___ DATASET ENTRIES
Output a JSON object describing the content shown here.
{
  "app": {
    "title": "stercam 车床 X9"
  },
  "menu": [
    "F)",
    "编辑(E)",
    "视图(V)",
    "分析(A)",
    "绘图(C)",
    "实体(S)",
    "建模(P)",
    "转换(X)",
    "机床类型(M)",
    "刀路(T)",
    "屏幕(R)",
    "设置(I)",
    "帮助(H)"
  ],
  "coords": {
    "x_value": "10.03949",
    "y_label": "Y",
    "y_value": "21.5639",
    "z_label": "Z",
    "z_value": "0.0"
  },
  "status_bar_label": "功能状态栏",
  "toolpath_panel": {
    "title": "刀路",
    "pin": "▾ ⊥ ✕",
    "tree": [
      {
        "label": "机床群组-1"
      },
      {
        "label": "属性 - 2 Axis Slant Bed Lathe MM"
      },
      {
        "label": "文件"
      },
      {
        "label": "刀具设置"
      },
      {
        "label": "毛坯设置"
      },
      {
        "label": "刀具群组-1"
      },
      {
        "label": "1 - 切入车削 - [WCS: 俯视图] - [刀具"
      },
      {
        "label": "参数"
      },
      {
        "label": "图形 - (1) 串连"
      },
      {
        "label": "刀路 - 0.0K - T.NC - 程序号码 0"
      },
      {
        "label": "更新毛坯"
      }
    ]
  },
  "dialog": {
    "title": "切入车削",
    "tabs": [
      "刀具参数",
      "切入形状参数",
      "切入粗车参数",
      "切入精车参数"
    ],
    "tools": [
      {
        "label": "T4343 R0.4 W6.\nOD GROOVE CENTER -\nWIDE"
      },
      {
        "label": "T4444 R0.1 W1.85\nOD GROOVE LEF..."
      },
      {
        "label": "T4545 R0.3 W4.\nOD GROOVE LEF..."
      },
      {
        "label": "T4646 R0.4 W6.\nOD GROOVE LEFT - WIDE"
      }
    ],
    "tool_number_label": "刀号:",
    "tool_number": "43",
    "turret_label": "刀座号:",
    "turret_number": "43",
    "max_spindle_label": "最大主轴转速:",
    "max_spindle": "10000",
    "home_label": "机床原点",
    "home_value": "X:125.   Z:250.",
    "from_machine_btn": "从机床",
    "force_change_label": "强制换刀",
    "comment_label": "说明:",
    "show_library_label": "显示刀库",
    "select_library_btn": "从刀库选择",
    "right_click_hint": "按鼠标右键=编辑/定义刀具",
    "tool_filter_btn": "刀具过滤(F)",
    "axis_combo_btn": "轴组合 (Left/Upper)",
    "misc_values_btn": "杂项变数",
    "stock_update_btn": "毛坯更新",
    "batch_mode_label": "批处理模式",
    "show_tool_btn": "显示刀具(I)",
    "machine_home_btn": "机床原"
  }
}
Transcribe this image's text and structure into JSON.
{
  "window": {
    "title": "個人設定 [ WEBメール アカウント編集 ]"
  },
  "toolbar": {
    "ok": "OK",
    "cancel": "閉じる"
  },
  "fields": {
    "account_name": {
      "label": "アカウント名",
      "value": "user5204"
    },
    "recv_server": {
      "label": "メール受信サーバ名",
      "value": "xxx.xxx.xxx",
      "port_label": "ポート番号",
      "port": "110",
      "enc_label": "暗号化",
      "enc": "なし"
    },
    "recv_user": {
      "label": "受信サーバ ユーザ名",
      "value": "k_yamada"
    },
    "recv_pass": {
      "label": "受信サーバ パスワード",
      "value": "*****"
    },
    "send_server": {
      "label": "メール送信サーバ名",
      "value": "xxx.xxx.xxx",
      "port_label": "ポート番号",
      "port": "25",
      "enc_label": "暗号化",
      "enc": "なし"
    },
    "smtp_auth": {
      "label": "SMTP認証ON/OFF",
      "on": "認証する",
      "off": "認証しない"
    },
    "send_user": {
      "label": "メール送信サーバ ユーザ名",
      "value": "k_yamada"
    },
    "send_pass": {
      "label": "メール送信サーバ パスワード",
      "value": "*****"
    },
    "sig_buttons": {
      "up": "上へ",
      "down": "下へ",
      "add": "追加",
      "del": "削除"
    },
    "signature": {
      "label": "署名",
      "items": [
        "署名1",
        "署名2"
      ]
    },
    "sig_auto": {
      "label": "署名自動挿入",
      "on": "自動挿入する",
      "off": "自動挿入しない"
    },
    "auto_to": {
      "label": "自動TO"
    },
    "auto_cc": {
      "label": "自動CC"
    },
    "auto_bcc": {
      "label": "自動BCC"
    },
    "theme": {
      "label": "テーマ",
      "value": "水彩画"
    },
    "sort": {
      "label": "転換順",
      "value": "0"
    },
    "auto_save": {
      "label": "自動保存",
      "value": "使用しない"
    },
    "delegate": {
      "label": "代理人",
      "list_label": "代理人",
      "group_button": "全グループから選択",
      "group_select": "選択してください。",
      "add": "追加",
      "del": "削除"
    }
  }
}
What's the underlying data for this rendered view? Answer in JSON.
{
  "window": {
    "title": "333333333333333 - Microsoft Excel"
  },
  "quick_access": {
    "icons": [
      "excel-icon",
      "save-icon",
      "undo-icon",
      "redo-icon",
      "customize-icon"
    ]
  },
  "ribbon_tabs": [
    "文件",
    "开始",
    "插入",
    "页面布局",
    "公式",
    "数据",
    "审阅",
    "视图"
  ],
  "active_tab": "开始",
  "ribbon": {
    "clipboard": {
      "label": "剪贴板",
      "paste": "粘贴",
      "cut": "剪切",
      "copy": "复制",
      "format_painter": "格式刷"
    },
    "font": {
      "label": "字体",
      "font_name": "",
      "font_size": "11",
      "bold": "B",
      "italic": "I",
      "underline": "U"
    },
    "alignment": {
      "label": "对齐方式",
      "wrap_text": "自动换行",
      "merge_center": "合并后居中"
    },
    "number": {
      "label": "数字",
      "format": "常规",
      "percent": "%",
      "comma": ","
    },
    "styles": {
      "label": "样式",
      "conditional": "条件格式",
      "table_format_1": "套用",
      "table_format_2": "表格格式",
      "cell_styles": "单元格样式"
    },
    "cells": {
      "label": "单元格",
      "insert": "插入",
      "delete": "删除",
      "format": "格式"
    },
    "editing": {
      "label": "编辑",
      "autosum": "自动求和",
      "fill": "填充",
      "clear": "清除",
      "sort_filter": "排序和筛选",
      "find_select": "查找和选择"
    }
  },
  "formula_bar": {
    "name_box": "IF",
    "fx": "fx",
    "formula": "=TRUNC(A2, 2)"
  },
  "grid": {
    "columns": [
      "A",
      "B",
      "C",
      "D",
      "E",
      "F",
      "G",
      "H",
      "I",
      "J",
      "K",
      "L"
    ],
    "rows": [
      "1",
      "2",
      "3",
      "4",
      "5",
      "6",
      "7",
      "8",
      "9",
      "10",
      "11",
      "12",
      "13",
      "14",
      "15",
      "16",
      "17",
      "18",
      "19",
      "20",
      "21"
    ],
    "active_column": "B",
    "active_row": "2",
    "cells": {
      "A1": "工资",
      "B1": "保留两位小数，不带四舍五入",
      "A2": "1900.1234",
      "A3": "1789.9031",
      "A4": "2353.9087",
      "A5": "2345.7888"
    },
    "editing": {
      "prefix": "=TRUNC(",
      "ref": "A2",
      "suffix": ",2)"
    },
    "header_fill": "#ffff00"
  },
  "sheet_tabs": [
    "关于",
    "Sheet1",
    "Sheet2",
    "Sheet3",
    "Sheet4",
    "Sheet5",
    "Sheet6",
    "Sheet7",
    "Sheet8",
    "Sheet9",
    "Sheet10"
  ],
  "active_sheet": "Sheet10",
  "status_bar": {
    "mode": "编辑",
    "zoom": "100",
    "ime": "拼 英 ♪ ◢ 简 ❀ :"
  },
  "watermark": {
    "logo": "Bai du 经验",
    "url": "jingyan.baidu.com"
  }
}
______
> [TASK PROMPT] Quote all the records exactly, please, leaving none out.

> [OUTPUT OF THE TASK]
Output a JSON object describing the content shown here.
{
  "app": {
    "title": "stercam 车床 X9"
  },
  "menu": [
    "F)",
    "编辑(E)",
    "视图(V)",
    "分析(A)",
    "绘图(C)",
    "实体(S)",
    "建模(P)",
    "转换(X)",
    "机床类型(M)",
    "刀路(T)",
    "屏幕(R)",
    "设置(I)",
    "帮助(H)"
  ],
  "coords": {
    "x_value": "10.03949",
    "y_label": "Y",
    "y_value": "21.5639",
    "z_label": "Z",
    "z_value": "0.0"
  },
  "status_bar_label": "功能状态栏",
  "toolpath_panel": {
    "title": "刀路",
    "pin": "▾ ⊥ ✕",
    "tree": [
      {
        "label": "机床群组-1"
      },
      {
        "label": "属性 - 2 Axis Slant Bed Lathe MM"
      },
      {
        "label": "文件"
      },
      {
        "label": "刀具设置"
      },
      {
        "label": "毛坯设置"
      },
      {
        "label": "刀具群组-1"
      },
      {
        "label": "1 - 切入车削 - [WCS: 俯视图] - [刀具"
      },
      {
        "label": "参数"
      },
      {
        "label": "图形 - (1) 串连"
      },
      {
        "label": "刀路 - 0.0K - T.NC - 程序号码 0"
      },
      {
        "label": "更新毛坯"
      }
    ]
  },
  "dialog": {
    "title": "切入车削",
    "tabs": [
      "刀具参数",
      "切入形状参数",
      "切入粗车参数",
      "切入精车参数"
    ],
    "tools": [
      {
        "label": "T4343 R0.4 W6.\nOD GROOVE CENTER -\nWIDE"
      },
      {
        "label": "T4444 R0.1 W1.85\nOD GROOVE LEF..."
      },
      {
        "label": "T4545 R0.3 W4.\nOD GROOVE LEF..."
      },
      {
        "label": "T4646 R0.4 W6.\nOD GROOVE LEFT - WIDE"
      }
    ],
    "tool_number_label": "刀号:",
    "tool_number": "43",
    "turret_label": "刀座号:",
    "turret_number": "43",
    "max_spindle_label": "最大主轴转速:",
    "max_spindle": "10000",
    "home_label": "机床原点",
    "home_value": "X:125.   Z:250.",
    "from_machine_btn": "从机床",
    "force_change_label": "强制换刀",
    "comment_label": "说明:",
    "show_library_label": "显示刀库",
    "select_library_btn": "从刀库选择",
    "right_click_hint": "按鼠标右键=编辑/定义刀具",
    "tool_filter_btn": "刀具过滤(F)",
    "axis_combo_btn": "轴组合 (Left/Upper)",
    "misc_values_btn": "杂项变数",
    "stock_update_btn": "毛坯更新",
    "batch_mode_label": "批处理模式",
    "show_tool_btn": "显示刀具(I)",
    "machine_home_btn": "机床原"
  }
}
Transcribe this image's text and structure into JSON.
{
  "window": {
    "title": "個人設定 [ WEBメール アカウント編集 ]"
  },
  "toolbar": {
    "ok": "OK",
    "cancel": "閉じる"
  },
  "fields": {
    "account_name": {
      "label": "アカウント名",
      "value": "user5204"
    },
    "recv_server": {
      "label": "メール受信サーバ名",
      "value": "xxx.xxx.xxx",
      "port_label": "ポート番号",
      "port": "110",
      "enc_label": "暗号化",
      "enc": "なし"
    },
    "recv_user": {
      "label": "受信サーバ ユーザ名",
      "value": "k_yamada"
    },
    "recv_pass": {
      "label": "受信サーバ パスワード",
      "value": "*****"
    },
    "send_server": {
      "label": "メール送信サーバ名",
      "value": "xxx.xxx.xxx",
      "port_label": "ポート番号",
      "port": "25",
      "enc_label": "暗号化",
      "enc": "なし"
    },
    "smtp_auth": {
      "label": "SMTP認証ON/OFF",
      "on": "認証する",
      "off": "認証しない"
    },
    "send_user": {
      "label": "メール送信サーバ ユーザ名",
      "value": "k_yamada"
    },
    "send_pass": {
      "label": "メール送信サーバ パスワード",
      "value": "*****"
    },
    "sig_buttons": {
      "up": "上へ",
      "down": "下へ",
      "add": "追加",
      "del": "削除"
    },
    "signature": {
      "label": "署名",
      "items": [
        "署名1",
        "署名2"
      ]
    },
    "sig_auto": {
      "label": "署名自動挿入",
      "on": "自動挿入する",
      "off": "自動挿入しない"
    },
    "auto_to": {
      "label": "自動TO"
    },
    "auto_cc": {
      "label": "自動CC"
    },
    "auto_bcc": {
      "label": "自動BCC"
    },
    "theme": {
      "label": "テーマ",
      "value": "水彩画"
    },
    "sort": {
      "label": "転換順",
      "value": "0"
    },
    "auto_save": {
      "label": "自動保存",
      "value": "使用しない"
    },
    "delegate": {
      "label": "代理人",
      "list_label": "代理人",
      "group_button": "全グループから選択",
      "group_select": "選択してください。",
      "add": "追加",
      "del": "削除"
    }
  }
}
What's the underlying data for this rendered view? Answer in JSON.
{
  "window": {
    "title": "333333333333333 - Microsoft Excel"
  },
  "quick_access": {
    "icons": [
      "excel-icon",
      "save-icon",
      "undo-icon",
      "redo-icon",
      "customize-icon"
    ]
  },
  "ribbon_tabs": [
    "文件",
    "开始",
    "插入",
    "页面布局",
    "公式",
    "数据",
    "审阅",
    "视图"
  ],
  "active_tab": "开始",
  "ribbon": {
    "clipboard": {
      "label": "剪贴板",
      "paste": "粘贴",
      "cut": "剪切",
      "copy": "复制",
      "format_painter": "格式刷"
    },
    "font": {
      "label": "字体",
      "font_name": "",
      "font_size": "11",
      "bold": "B",
      "italic": "I",
      "underline": "U"
    },
    "alignment": {
      "label": "对齐方式",
      "wrap_text": "自动换行",
      "merge_center": "合并后居中"
    },
    "number": {
      "label": "数字",
      "format": "常规",
      "percent": "%",
      "comma": ","
    },
    "styles": {
      "label": "样式",
      "conditional": "条件格式",
      "table_format_1": "套用",
      "table_format_2": "表格格式",
      "cell_styles": "单元格样式"
    },
    "cells": {
      "label": "单元格",
      "insert": "插入",
      "delete": "删除",
      "format": "格式"
    },
    "editing": {
      "label": "编辑",
      "autosum": "自动求和",
      "fill": "填充",
      "clear": "清除",
      "sort_filter": "排序和筛选",
      "find_select": "查找和选择"
    }
  },
  "formula_bar": {
    "name_box": "IF",
    "fx": "fx",
    "formula": "=TRUNC(A2, 2)"
  },
  "grid": {
    "columns": [
      "A",
      "B",
      "C",
      "D",
      "E",
      "F",
      "G",
      "H",
      "I",
      "J",
      "K",
      "L"
    ],
    "rows": [
      "1",
      "2",
      "3",
      "4",
      "5",
      "6",
      "7",
      "8",
      "9",
      "10",
      "11",
      "12",
      "13",
      "14",
      "15",
      "16",
      "17",
      "18",
      "19",
      "20",
      "21"
    ],
    "active_column": "B",
    "active_row": "2",
    "cells": {
      "A1": "工资",
      "B1": "保留两位小数，不带四舍五入",
      "A2": "1900.1234",
      "A3": "1789.9031",
      "A4": "2353.9087",
      "A5": "2345.7888"
    },
    "editing": {
      "prefix": "=TRUNC(",
      "ref": "A2",
      "suffix": ",2)"
    },
    "header_fill": "#ffff00"
  },
  "sheet_tabs": [
    "关于",
    "Sheet1",
    "Sheet2",
    "Sheet3",
    "Sheet4",
    "Sheet5",
    "Sheet6",
    "Sheet7",
    "Sheet8",
    "Sheet9",
    "Sheet10"
  ],
  "active_sheet": "Sheet10",
  "status_bar": {
    "mode": "编辑",
    "zoom": "100",
    "ime": "拼 英 ♪ ◢ 简 ❀ :"
  },
  "watermark": {
    "logo": "Bai du 经验",
    "url": "jingyan.baidu.com"
  }
}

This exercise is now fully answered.